Stated exercise a: In the listing below, copy out word for word the stretch from the line containing "agree-checkbox[interactable] (72, 514, 92, 534)" through the line containing "disagree-exit-button[interactable]: 不同意并退出APP (0, 668, 489, 697)", including both of those lines.

++++++

Yawni is an API to Princeton University's WordNet®. WordNet is a graph; it is a potentially invaluable resource for injecting knowledge into applications. WordNet is probably the single most used NLP resource ; many companies have it as their cornerstone. It embodies one of the most fundamental of all NLP problems: "word-sense disambiguation". The Yawni code library can be used to add lexical and semantic knowledge, primarily derived from WordNet, to your applications.
Yawni is written in the Java programming language.
The Yawni website is https://www.yawni.org/
Yawni currently consists of 3 main modules:
-
api/
Yawni WordNet API: a pure Java standalone object-oriented interface to the WordNet database of lexical and semantic relationships. -
data*/
Yawni WordNet Data: Jar file containing the Princeton WordNet 3.0 data files, and derivative files to support efficient, exhaustive access to this information. -
browser/
Yawni WordNet Browser: A GUI browser of WordNet content using the Yawni API.

++++++

Stated exercise b: Reproduce the Yawni text above word for word.

Box annotation listing
++++++

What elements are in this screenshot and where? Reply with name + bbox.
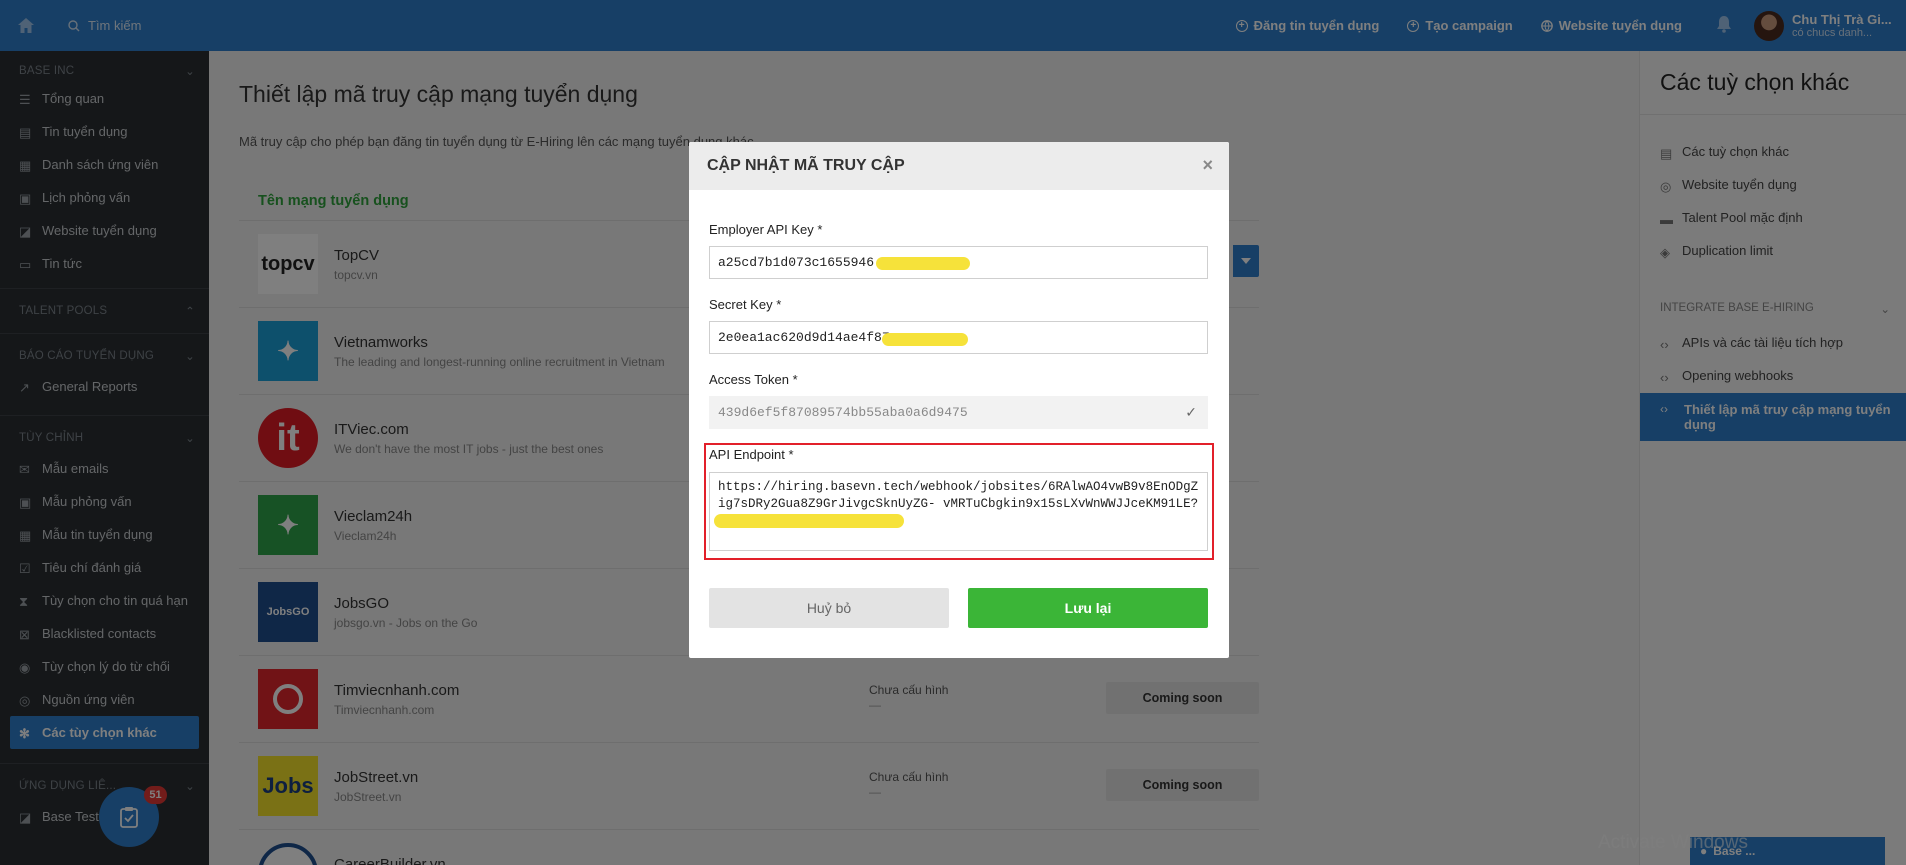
api-endpoint-label: API Endpoint * bbox=[709, 447, 794, 462]
access-token-value: 439d6ef5f87089574bb55aba0a6d9475 bbox=[718, 405, 968, 420]
update-access-token-modal: CẬP NHẬT MÃ TRUY CẬP × Employer API Key … bbox=[689, 142, 1229, 658]
api-key-value: a25cd7b1d073c1655946 bbox=[718, 255, 875, 270]
api-key-label: Employer API Key * bbox=[709, 222, 823, 237]
close-icon[interactable]: × bbox=[1202, 156, 1213, 174]
redaction-mark bbox=[882, 333, 968, 346]
api-endpoint-textarea[interactable]: https://hiring.basevn.tech/webhook/jobsi… bbox=[709, 472, 1208, 551]
cancel-button[interactable]: Huỷ bỏ bbox=[709, 588, 949, 628]
modal-header: CẬP NHẬT MÃ TRUY CẬP × bbox=[689, 142, 1229, 190]
access-token-label: Access Token * bbox=[709, 372, 798, 387]
access-token-input: 439d6ef5f87089574bb55aba0a6d9475 ✓ bbox=[709, 396, 1208, 429]
modal-title: CẬP NHẬT MÃ TRUY CẬP bbox=[707, 157, 905, 174]
save-button[interactable]: Lưu lại bbox=[968, 588, 1208, 628]
api-key-input[interactable]: a25cd7b1d073c1655946 bbox=[709, 246, 1208, 279]
secret-key-input[interactable]: 2e0ea1ac620d9d14ae4f87 bbox=[709, 321, 1208, 354]
secret-key-value: 2e0ea1ac620d9d14ae4f87 bbox=[718, 330, 890, 345]
redaction-mark bbox=[876, 257, 970, 270]
redaction-mark bbox=[714, 514, 904, 528]
secret-key-label: Secret Key * bbox=[709, 297, 782, 312]
checkmark-icon: ✓ bbox=[1185, 405, 1197, 421]
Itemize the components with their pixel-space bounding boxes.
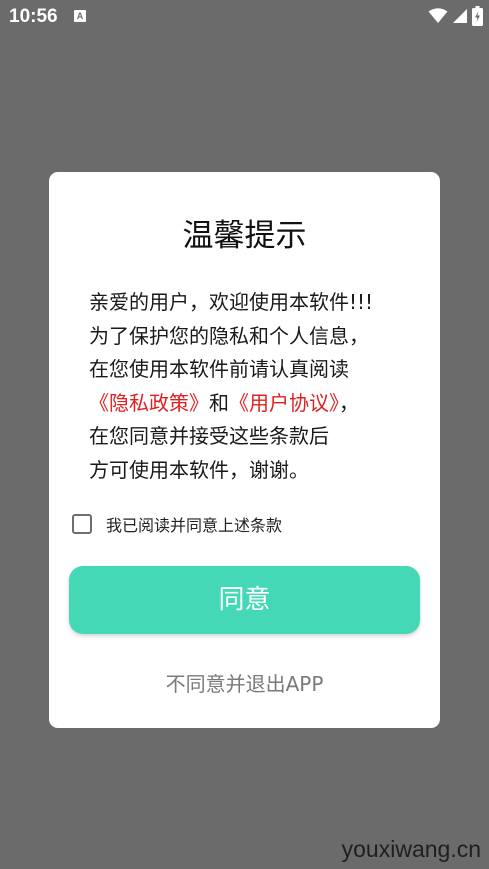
agree-checkbox[interactable] (72, 514, 92, 534)
body-line-2: 为了保护您的隐私和个人信息， (89, 323, 369, 348)
status-icons (428, 6, 483, 26)
body-line-3: 在您使用本软件前请认真阅读 (89, 357, 349, 381)
body-line-5: 在您同意并接受这些条款后 (89, 424, 329, 448)
agree-button[interactable]: 同意 (69, 566, 420, 634)
disagree-exit-button[interactable]: 不同意并退出APP (0, 668, 489, 697)
dialog-title: 温馨提示 (182, 218, 307, 254)
status-bar: 10:56 A (0, 0, 489, 34)
body-line-6: 方可使用本软件，谢谢。 (89, 457, 309, 482)
battery-charging-icon (472, 6, 483, 26)
agree-terms-row[interactable]: 我已阅读并同意上述条款 (72, 512, 282, 536)
agree-checkbox-label[interactable]: 我已阅读并同意上述条款 (106, 512, 282, 536)
watermark: youxiwang.cn (341, 836, 481, 862)
dialog-body: 亲爱的用户，欢迎使用本软件!!! 为了保护您的隐私和个人信息， 在您使用本软件前… (89, 286, 419, 487)
notification-icon: A (74, 10, 86, 22)
link-joiner: 和 (209, 390, 229, 415)
privacy-policy-link[interactable]: 《隐私政策》 (89, 391, 209, 415)
wifi-icon (428, 8, 448, 24)
body-line-links: 《隐私政策》和《用户协议》， (89, 387, 419, 421)
link-suffix: ， (339, 390, 359, 415)
body-line-1: 亲爱的用户，欢迎使用本软件!!! (89, 290, 374, 314)
signal-icon (452, 8, 468, 24)
screen: 10:56 A 温馨提示 亲爱的用户，欢迎使用本软件!!! 为了保护您的隐私和个… (0, 0, 489, 869)
user-agreement-link[interactable]: 《用户协议》 (229, 391, 339, 415)
status-time: 10:56 (9, 6, 58, 27)
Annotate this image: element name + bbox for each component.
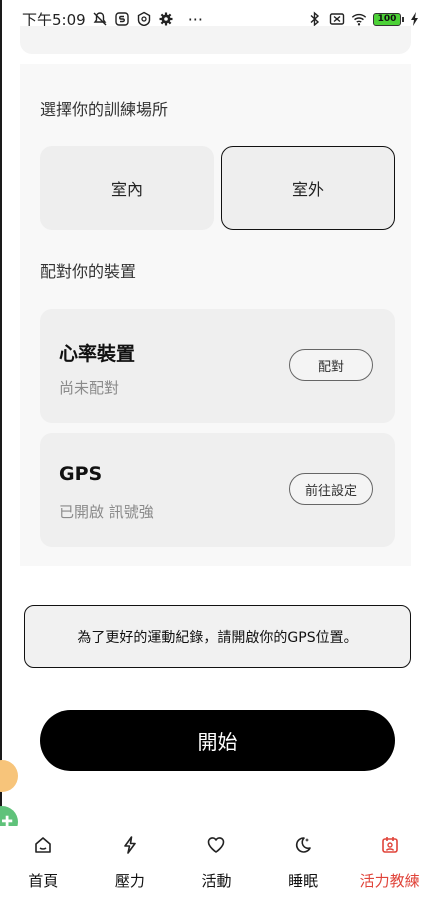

++++++

Task response a:
agree-checkbox[interactable] (72, 514, 92, 534)
body-line-2: 为了保护您的隐私和个人信息， (89, 323, 369, 348)
status-icons (428, 6, 483, 26)
body-line-3: 在您使用本软件前请认真阅读 (89, 357, 349, 381)
body-line-5: 在您同意并接受这些条款后 (89, 424, 329, 448)
agree-button[interactable]: 同意 (69, 566, 420, 634)
disagree-exit-button[interactable]: 不同意并退出APP (0, 668, 489, 697)

Task response b:
Yawni is an API to Princeton University's WordNet®. WordNet is a graph; it is a potentially invaluable resource for injecting knowledge into applications. WordNet is probably the single most used NLP resource ; many companies have it as their cornerstone. It embodies one of the most fundamental of all NLP problems: "word-sense disambiguation". The Yawni code library can be used to add lexical and semantic knowledge, primarily derived from WordNet, to your applications.
Yawni is written in the Java programming language.
The Yawni website is https://www.yawni.org/
Yawni currently consists of 3 main modules:
-
api/
Yawni WordNet API: a pure Java standalone object-oriented interface to the WordNet database of lexical and semantic relationships. -
data*/
Yawni WordNet Data: Jar file containing the Princeton WordNet 3.0 data files, and derivative files to support efficient, exhaustive access to this information. -
browser/
Yawni WordNet Browser: A GUI browser of WordNet content using the Yawni API.